-- To be done --
Omit all images. Write out the rest of the material exactly.

-- Information given --

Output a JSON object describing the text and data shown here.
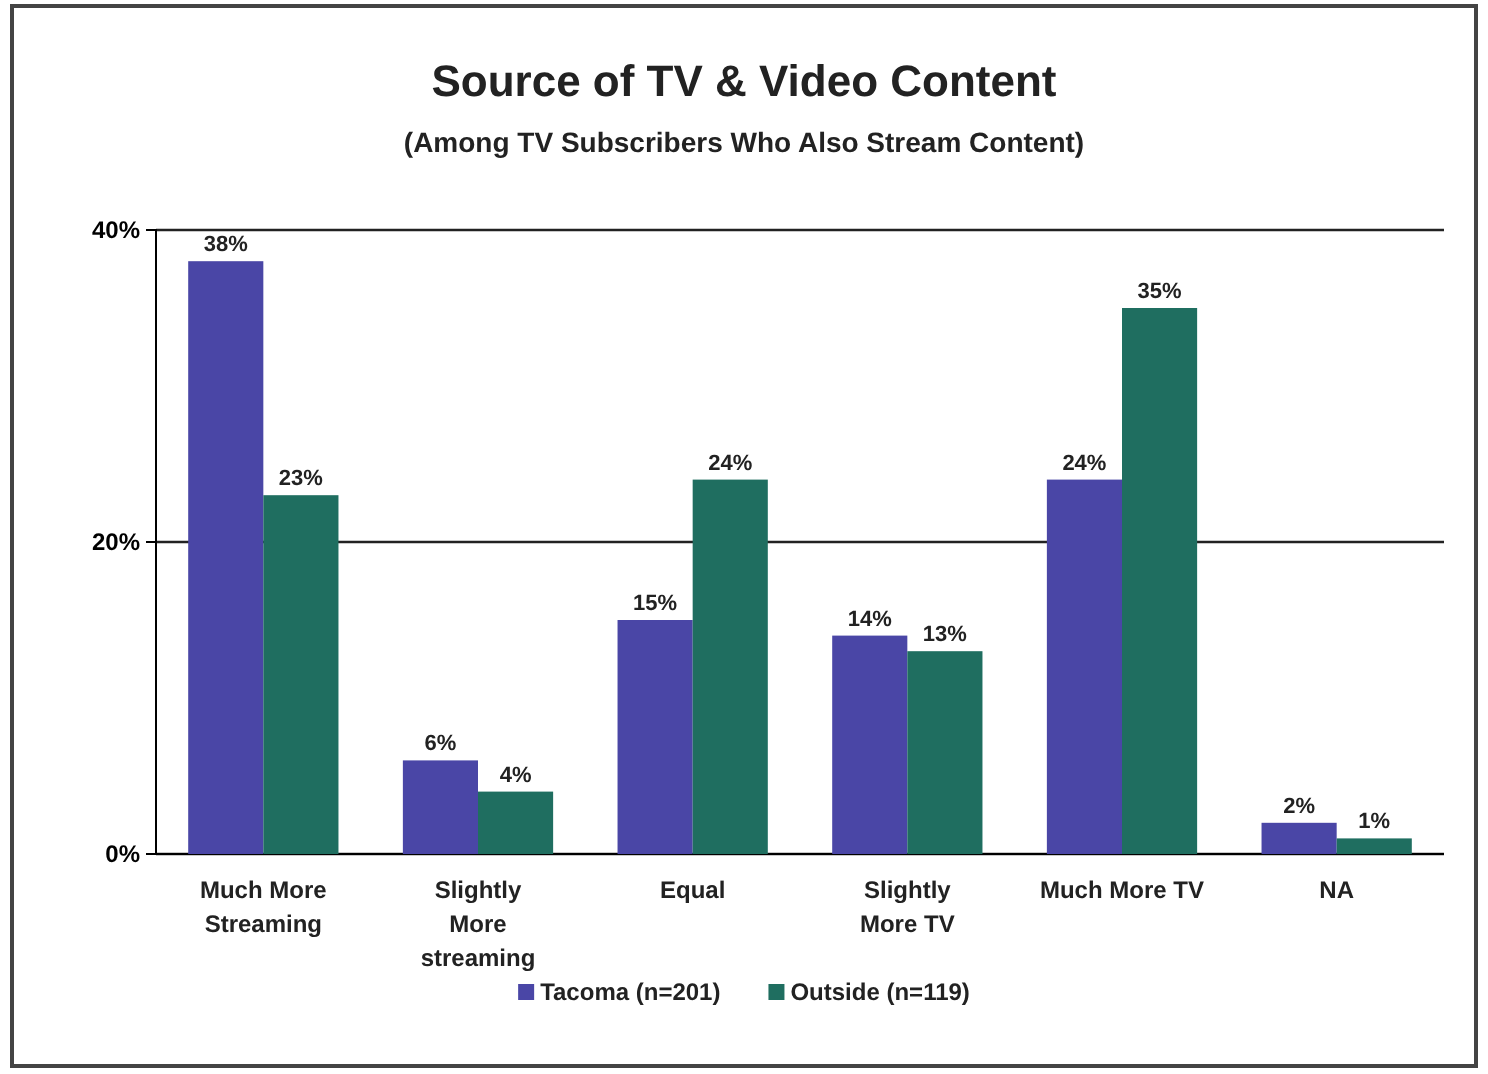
{
  "chart_data": {
    "type": "bar",
    "title": "Source of TV & Video Content",
    "subtitle": "(Among TV Subscribers Who Also Stream Content)",
    "categories": [
      "Much More Streaming",
      "Slightly More streaming",
      "Equal",
      "Slightly More TV",
      "Much More TV",
      "NA"
    ],
    "series": [
      {
        "name": "Tacoma (n=201)",
        "color": "#4a46a6",
        "values": [
          38,
          6,
          15,
          14,
          24,
          2
        ]
      },
      {
        "name": "Outside (n=119)",
        "color": "#1f6e60",
        "values": [
          23,
          4,
          24,
          13,
          35,
          1
        ]
      }
    ],
    "ylim": [
      0,
      40
    ],
    "yticks": [
      {
        "value": 0,
        "label": "0%"
      },
      {
        "value": 20,
        "label": "20%"
      },
      {
        "value": 40,
        "label": "40%"
      }
    ],
    "value_labels": [
      [
        "38%",
        "6%",
        "15%",
        "14%",
        "24%",
        "2%"
      ],
      [
        "23%",
        "4%",
        "24%",
        "13%",
        "35%",
        "1%"
      ]
    ],
    "grid": "y",
    "legend": "bottom"
  }
}
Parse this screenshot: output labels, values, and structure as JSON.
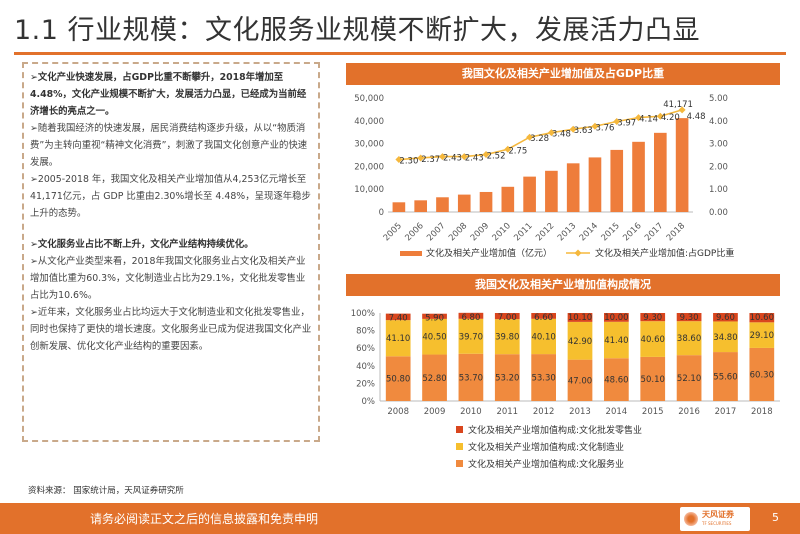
{
  "page": {
    "title": "1.1 行业规模：文化服务业规模不断扩大，发展活力凸显",
    "source": "资料来源：   国家统计局，天风证券研究所",
    "footer_text": "请务必阅读正文之后的信息披露和免责申明",
    "page_number": "5",
    "logo_text": "天风证券",
    "logo_sub": "TF SECURITIES",
    "accent_color": "#e2712b"
  },
  "text_box": {
    "p1_bold": "➢文化产业快速发展，占GDP比重不断攀升，2018年增加至4.48%，文化产业规模不断扩大，发展活力凸显，已经成为当前经济增长的亮点之一。",
    "p2": "➢随着我国经济的快速发展，居民消费结构逐步升级，从以“物质消费”为主转向重视“精神文化消费”，刺激了我国文化创意产业的快速发展。",
    "p3": "➢2005-2018 年，我国文化及相关产业增加值从4,253亿元增长至 41,171亿元，占 GDP 比重由2.30%增长至 4.48%，呈现逐年稳步上升的态势。",
    "p4_bold": "➢文化服务业占比不断上升，文化产业结构持续优化。",
    "p5": "➢从文化产业类型来看，2018年我国文化服务业占文化及相关产业增加值比重为60.3%，文化制造业占比为29.1%，文化批发零售业占比为10.6%。",
    "p6": "➢近年来，文化服务业占比均远大于文化制造业和文化批发零售业，同时也保持了更快的增长速度。文化服务业已成为促进我国文化产业创新发展、优化文化产业结构的重要因素。"
  },
  "chart_data": [
    {
      "type": "bar",
      "title": "我国文化及相关产业增加值及占GDP比重",
      "categories": [
        "2005",
        "2006",
        "2007",
        "2008",
        "2009",
        "2010",
        "2011",
        "2012",
        "2013",
        "2014",
        "2015",
        "2016",
        "2017",
        "2018"
      ],
      "ylim": [
        0,
        50000
      ],
      "y2lim": [
        0,
        5
      ],
      "yticks": [
        "0",
        "10,000",
        "20,000",
        "30,000",
        "40,000",
        "50,000"
      ],
      "y2ticks": [
        "0.00",
        "1.00",
        "2.00",
        "3.00",
        "4.00",
        "5.00"
      ],
      "series": [
        {
          "name": "文化及相关产业增加值（亿元）",
          "kind": "bar",
          "axis": "left",
          "color": "#ee7d3b",
          "values": [
            4253,
            5123,
            6455,
            7630,
            8786,
            11052,
            15516,
            18071,
            21351,
            23940,
            27235,
            30785,
            34722,
            41171
          ]
        },
        {
          "name": "文化及相关产业增加值:占GDP比重",
          "kind": "line",
          "axis": "right",
          "color": "#f5b83d",
          "values": [
            2.3,
            2.37,
            2.43,
            2.43,
            2.52,
            2.75,
            3.28,
            3.48,
            3.63,
            3.76,
            3.97,
            4.14,
            4.2,
            4.48
          ]
        }
      ],
      "line_labels": [
        "2.30",
        "2.37",
        "2.43",
        "2.43",
        "2.52",
        "2.75",
        "3.28",
        "3.48",
        "3.63",
        "3.76",
        "3.97",
        "4.14",
        "4.20",
        "4.48"
      ],
      "bar_top_label": "41,171",
      "legend_position": "bottom",
      "grid": false
    },
    {
      "type": "bar",
      "stacked": "percent",
      "title": "我国文化及相关产业增加值构成情况",
      "categories": [
        "2008",
        "2009",
        "2010",
        "2011",
        "2012",
        "2013",
        "2014",
        "2015",
        "2016",
        "2017",
        "2018"
      ],
      "ylim": [
        0,
        100
      ],
      "yticks": [
        "0%",
        "20%",
        "40%",
        "60%",
        "80%",
        "100%"
      ],
      "series": [
        {
          "name": "文化及相关产业增加值构成:文化服务业",
          "color": "#f08a3e",
          "values": [
            50.8,
            52.8,
            53.7,
            53.2,
            53.3,
            47.0,
            48.6,
            50.1,
            52.1,
            55.6,
            60.3
          ],
          "labels": [
            "50.80",
            "52.80",
            "53.70",
            "53.20",
            "53.30",
            "47.00",
            "48.60",
            "50.10",
            "52.10",
            "55.60",
            "60.30"
          ]
        },
        {
          "name": "文化及相关产业增加值构成:文化制造业",
          "color": "#f6bf2e",
          "values": [
            41.1,
            40.5,
            39.7,
            39.8,
            40.1,
            42.9,
            41.4,
            40.6,
            38.6,
            34.8,
            29.1
          ],
          "labels": [
            "41.10",
            "40.50",
            "39.70",
            "39.80",
            "40.10",
            "42.90",
            "41.40",
            "40.60",
            "38.60",
            "34.80",
            "29.10"
          ]
        },
        {
          "name": "文化及相关产业增加值构成:文化批发零售业",
          "color": "#d9461e",
          "values": [
            7.4,
            5.9,
            6.8,
            7.0,
            6.6,
            10.1,
            10.0,
            9.3,
            9.3,
            9.6,
            10.6
          ],
          "labels": [
            "7.40",
            "5.90",
            "6.80",
            "7.00",
            "6.60",
            "10.10",
            "10.00",
            "9.30",
            "9.30",
            "9.60",
            "10.60"
          ]
        }
      ],
      "legend_position": "bottom",
      "grid": false
    }
  ]
}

-- The answer --
Output a JSON object describing the text and data shown here.
{
  "chart_data": {
    "type": "bar",
    "title": "Source of TV & Video Content",
    "subtitle": "(Among TV Subscribers Who Also Stream Content)",
    "categories": [
      "Much More Streaming",
      "Slightly More streaming",
      "Equal",
      "Slightly More TV",
      "Much More TV",
      "NA"
    ],
    "series": [
      {
        "name": "Tacoma (n=201)",
        "color": "#4a46a6",
        "values": [
          38,
          6,
          15,
          14,
          24,
          2
        ]
      },
      {
        "name": "Outside (n=119)",
        "color": "#1f6e60",
        "values": [
          23,
          4,
          24,
          13,
          35,
          1
        ]
      }
    ],
    "ylim": [
      0,
      40
    ],
    "yticks": [
      {
        "value": 0,
        "label": "0%"
      },
      {
        "value": 20,
        "label": "20%"
      },
      {
        "value": 40,
        "label": "40%"
      }
    ],
    "value_labels": [
      [
        "38%",
        "6%",
        "15%",
        "14%",
        "24%",
        "2%"
      ],
      [
        "23%",
        "4%",
        "24%",
        "13%",
        "35%",
        "1%"
      ]
    ],
    "grid": "y",
    "legend": "bottom"
  }
}
Parse this screenshot: output labels, values, and structure as JSON.
{
  "page": {
    "title": "1.1 行业规模：文化服务业规模不断扩大，发展活力凸显",
    "source": "资料来源：   国家统计局，天风证券研究所",
    "footer_text": "请务必阅读正文之后的信息披露和免责申明",
    "page_number": "5",
    "logo_text": "天风证券",
    "logo_sub": "TF SECURITIES",
    "accent_color": "#e2712b"
  },
  "text_box": {
    "p1_bold": "➢文化产业快速发展，占GDP比重不断攀升，2018年增加至4.48%，文化产业规模不断扩大，发展活力凸显，已经成为当前经济增长的亮点之一。",
    "p2": "➢随着我国经济的快速发展，居民消费结构逐步升级，从以“物质消费”为主转向重视“精神文化消费”，刺激了我国文化创意产业的快速发展。",
    "p3": "➢2005-2018 年，我国文化及相关产业增加值从4,253亿元增长至 41,171亿元，占 GDP 比重由2.30%增长至 4.48%，呈现逐年稳步上升的态势。",
    "p4_bold": "➢文化服务业占比不断上升，文化产业结构持续优化。",
    "p5": "➢从文化产业类型来看，2018年我国文化服务业占文化及相关产业增加值比重为60.3%，文化制造业占比为29.1%，文化批发零售业占比为10.6%。",
    "p6": "➢近年来，文化服务业占比均远大于文化制造业和文化批发零售业，同时也保持了更快的增长速度。文化服务业已成为促进我国文化产业创新发展、优化文化产业结构的重要因素。"
  },
  "chart_data": [
    {
      "type": "bar",
      "title": "我国文化及相关产业增加值及占GDP比重",
      "categories": [
        "2005",
        "2006",
        "2007",
        "2008",
        "2009",
        "2010",
        "2011",
        "2012",
        "2013",
        "2014",
        "2015",
        "2016",
        "2017",
        "2018"
      ],
      "ylim": [
        0,
        50000
      ],
      "y2lim": [
        0,
        5
      ],
      "yticks": [
        "0",
        "10,000",
        "20,000",
        "30,000",
        "40,000",
        "50,000"
      ],
      "y2ticks": [
        "0.00",
        "1.00",
        "2.00",
        "3.00",
        "4.00",
        "5.00"
      ],
      "series": [
        {
          "name": "文化及相关产业增加值（亿元）",
          "kind": "bar",
          "axis": "left",
          "color": "#ee7d3b",
          "values": [
            4253,
            5123,
            6455,
            7630,
            8786,
            11052,
            15516,
            18071,
            21351,
            23940,
            27235,
            30785,
            34722,
            41171
          ]
        },
        {
          "name": "文化及相关产业增加值:占GDP比重",
          "kind": "line",
          "axis": "right",
          "color": "#f5b83d",
          "values": [
            2.3,
            2.37,
            2.43,
            2.43,
            2.52,
            2.75,
            3.28,
            3.48,
            3.63,
            3.76,
            3.97,
            4.14,
            4.2,
            4.48
          ]
        }
      ],
      "line_labels": [
        "2.30",
        "2.37",
        "2.43",
        "2.43",
        "2.52",
        "2.75",
        "3.28",
        "3.48",
        "3.63",
        "3.76",
        "3.97",
        "4.14",
        "4.20",
        "4.48"
      ],
      "bar_top_label": "41,171",
      "legend_position": "bottom",
      "grid": false
    },
    {
      "type": "bar",
      "stacked": "percent",
      "title": "我国文化及相关产业增加值构成情况",
      "categories": [
        "2008",
        "2009",
        "2010",
        "2011",
        "2012",
        "2013",
        "2014",
        "2015",
        "2016",
        "2017",
        "2018"
      ],
      "ylim": [
        0,
        100
      ],
      "yticks": [
        "0%",
        "20%",
        "40%",
        "60%",
        "80%",
        "100%"
      ],
      "series": [
        {
          "name": "文化及相关产业增加值构成:文化服务业",
          "color": "#f08a3e",
          "values": [
            50.8,
            52.8,
            53.7,
            53.2,
            53.3,
            47.0,
            48.6,
            50.1,
            52.1,
            55.6,
            60.3
          ],
          "labels": [
            "50.80",
            "52.80",
            "53.70",
            "53.20",
            "53.30",
            "47.00",
            "48.60",
            "50.10",
            "52.10",
            "55.60",
            "60.30"
          ]
        },
        {
          "name": "文化及相关产业增加值构成:文化制造业",
          "color": "#f6bf2e",
          "values": [
            41.1,
            40.5,
            39.7,
            39.8,
            40.1,
            42.9,
            41.4,
            40.6,
            38.6,
            34.8,
            29.1
          ],
          "labels": [
            "41.10",
            "40.50",
            "39.70",
            "39.80",
            "40.10",
            "42.90",
            "41.40",
            "40.60",
            "38.60",
            "34.80",
            "29.10"
          ]
        },
        {
          "name": "文化及相关产业增加值构成:文化批发零售业",
          "color": "#d9461e",
          "values": [
            7.4,
            5.9,
            6.8,
            7.0,
            6.6,
            10.1,
            10.0,
            9.3,
            9.3,
            9.6,
            10.6
          ],
          "labels": [
            "7.40",
            "5.90",
            "6.80",
            "7.00",
            "6.60",
            "10.10",
            "10.00",
            "9.30",
            "9.30",
            "9.60",
            "10.60"
          ]
        }
      ],
      "legend_position": "bottom",
      "grid": false
    }
  ]
}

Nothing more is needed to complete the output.